>> BEGIN Records supplied

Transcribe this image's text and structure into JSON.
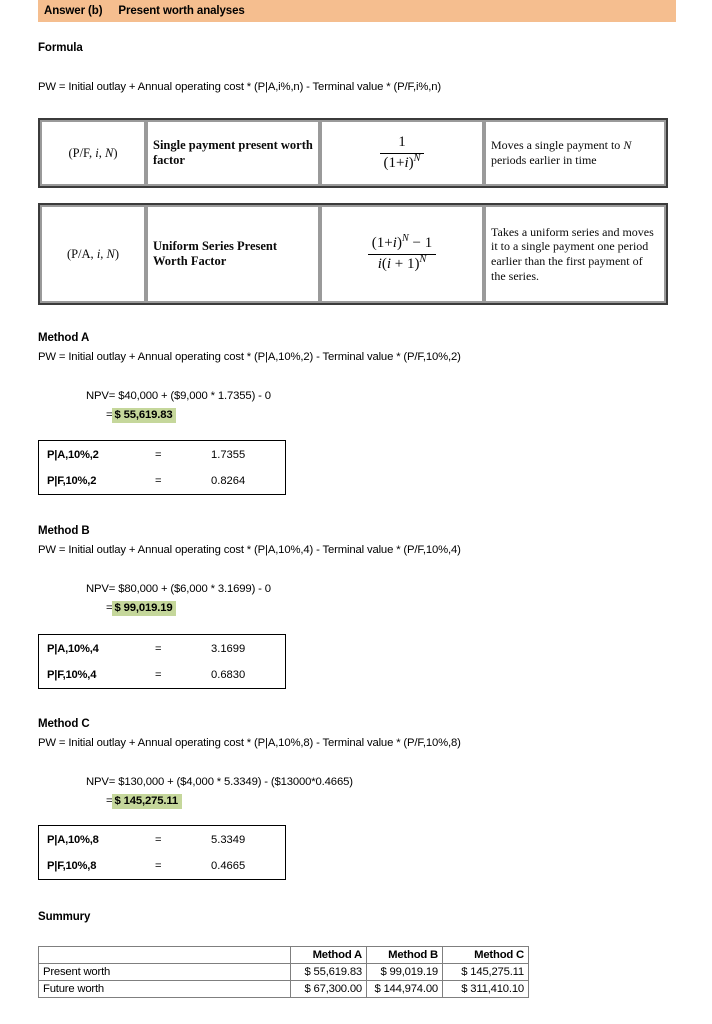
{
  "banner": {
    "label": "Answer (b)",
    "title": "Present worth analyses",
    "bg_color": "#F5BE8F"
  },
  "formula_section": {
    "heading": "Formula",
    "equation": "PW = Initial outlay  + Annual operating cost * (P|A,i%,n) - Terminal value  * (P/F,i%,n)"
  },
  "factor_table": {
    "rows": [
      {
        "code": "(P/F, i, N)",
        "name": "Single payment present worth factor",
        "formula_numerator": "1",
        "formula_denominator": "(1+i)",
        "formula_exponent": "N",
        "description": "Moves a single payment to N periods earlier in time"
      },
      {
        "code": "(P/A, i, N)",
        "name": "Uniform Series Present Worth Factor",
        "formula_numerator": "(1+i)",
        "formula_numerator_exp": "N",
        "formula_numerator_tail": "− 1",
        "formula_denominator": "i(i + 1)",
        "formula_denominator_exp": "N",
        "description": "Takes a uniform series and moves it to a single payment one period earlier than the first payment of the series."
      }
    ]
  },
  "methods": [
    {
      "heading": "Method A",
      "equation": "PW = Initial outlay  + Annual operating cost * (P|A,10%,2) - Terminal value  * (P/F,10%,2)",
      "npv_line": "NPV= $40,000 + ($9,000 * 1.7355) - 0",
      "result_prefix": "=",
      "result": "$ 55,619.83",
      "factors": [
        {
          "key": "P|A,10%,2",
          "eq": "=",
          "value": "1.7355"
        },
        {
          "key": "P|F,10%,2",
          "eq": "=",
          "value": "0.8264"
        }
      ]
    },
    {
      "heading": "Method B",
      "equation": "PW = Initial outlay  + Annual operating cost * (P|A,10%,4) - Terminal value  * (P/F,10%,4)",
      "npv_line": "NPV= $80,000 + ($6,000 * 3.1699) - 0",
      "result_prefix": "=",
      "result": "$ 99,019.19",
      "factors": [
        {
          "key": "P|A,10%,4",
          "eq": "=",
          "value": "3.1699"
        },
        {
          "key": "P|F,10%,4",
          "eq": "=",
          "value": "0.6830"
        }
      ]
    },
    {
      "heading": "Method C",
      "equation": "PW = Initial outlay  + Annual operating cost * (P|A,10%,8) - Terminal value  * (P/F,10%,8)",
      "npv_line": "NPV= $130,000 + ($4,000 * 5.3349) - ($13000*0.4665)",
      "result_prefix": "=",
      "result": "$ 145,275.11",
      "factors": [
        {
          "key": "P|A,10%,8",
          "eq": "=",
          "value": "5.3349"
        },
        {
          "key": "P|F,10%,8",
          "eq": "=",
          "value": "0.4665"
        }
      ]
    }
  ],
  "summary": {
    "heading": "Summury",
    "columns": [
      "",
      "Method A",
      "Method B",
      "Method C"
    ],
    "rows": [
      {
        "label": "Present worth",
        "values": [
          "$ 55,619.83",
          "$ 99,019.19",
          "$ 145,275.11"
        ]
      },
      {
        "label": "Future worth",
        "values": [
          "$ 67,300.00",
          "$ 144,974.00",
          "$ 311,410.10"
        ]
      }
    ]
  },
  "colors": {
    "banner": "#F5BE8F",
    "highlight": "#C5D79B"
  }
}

>> END Records supplied
>> BEGIN Records supplied

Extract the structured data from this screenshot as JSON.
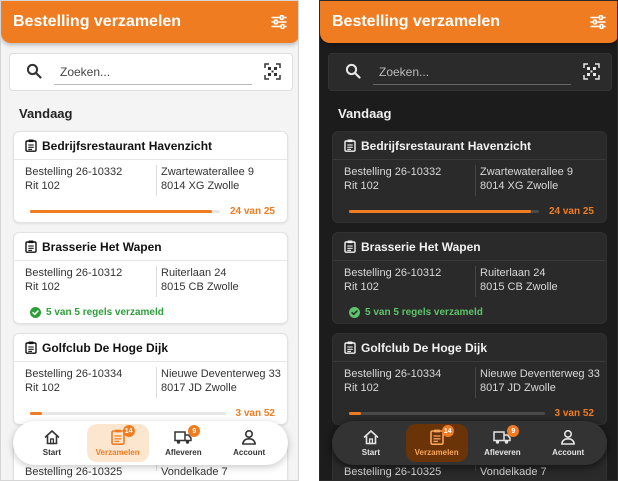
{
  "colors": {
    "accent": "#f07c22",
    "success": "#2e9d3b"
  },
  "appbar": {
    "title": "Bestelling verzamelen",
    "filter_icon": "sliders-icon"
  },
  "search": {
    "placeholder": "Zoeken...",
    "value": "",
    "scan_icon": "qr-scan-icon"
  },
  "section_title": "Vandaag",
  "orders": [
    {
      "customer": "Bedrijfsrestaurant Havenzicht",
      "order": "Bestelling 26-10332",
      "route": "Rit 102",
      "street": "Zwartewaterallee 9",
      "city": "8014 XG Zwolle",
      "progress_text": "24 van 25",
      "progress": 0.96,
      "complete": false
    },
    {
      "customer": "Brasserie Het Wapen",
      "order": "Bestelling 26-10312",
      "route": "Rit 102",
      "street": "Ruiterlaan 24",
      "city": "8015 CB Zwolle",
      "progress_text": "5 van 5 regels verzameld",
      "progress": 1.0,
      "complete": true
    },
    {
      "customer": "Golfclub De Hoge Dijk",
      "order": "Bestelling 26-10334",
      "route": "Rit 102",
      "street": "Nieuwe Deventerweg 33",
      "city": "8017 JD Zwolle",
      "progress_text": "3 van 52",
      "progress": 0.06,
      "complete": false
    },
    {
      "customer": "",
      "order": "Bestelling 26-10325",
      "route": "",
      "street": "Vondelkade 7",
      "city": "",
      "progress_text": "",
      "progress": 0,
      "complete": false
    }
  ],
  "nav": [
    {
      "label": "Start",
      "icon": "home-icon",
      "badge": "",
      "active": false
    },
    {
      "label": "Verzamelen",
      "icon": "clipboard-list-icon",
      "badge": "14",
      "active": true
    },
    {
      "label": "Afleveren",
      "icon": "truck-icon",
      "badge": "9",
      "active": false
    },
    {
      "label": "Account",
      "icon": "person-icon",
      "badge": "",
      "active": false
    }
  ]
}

>> END Records supplied

▸ **Exercise objective**:
Check each line of the records for "cost" and copy the ones that contain it.

▸ **Correct output**:
    "equation": "PW = Initial outlay  + Annual operating cost * (P|A,i%,n) - Terminal value  * (P/F,i%,n)"
      "equation": "PW = Initial outlay  + Annual operating cost * (P|A,10%,2) - Terminal value  * (P/F,10%,2)",
      "equation": "PW = Initial outlay  + Annual operating cost * (P|A,10%,4) - Terminal value  * (P/F,10%,4)",
      "equation": "PW = Initial outlay  + Annual operating cost * (P|A,10%,8) - Terminal value  * (P/F,10%,8)",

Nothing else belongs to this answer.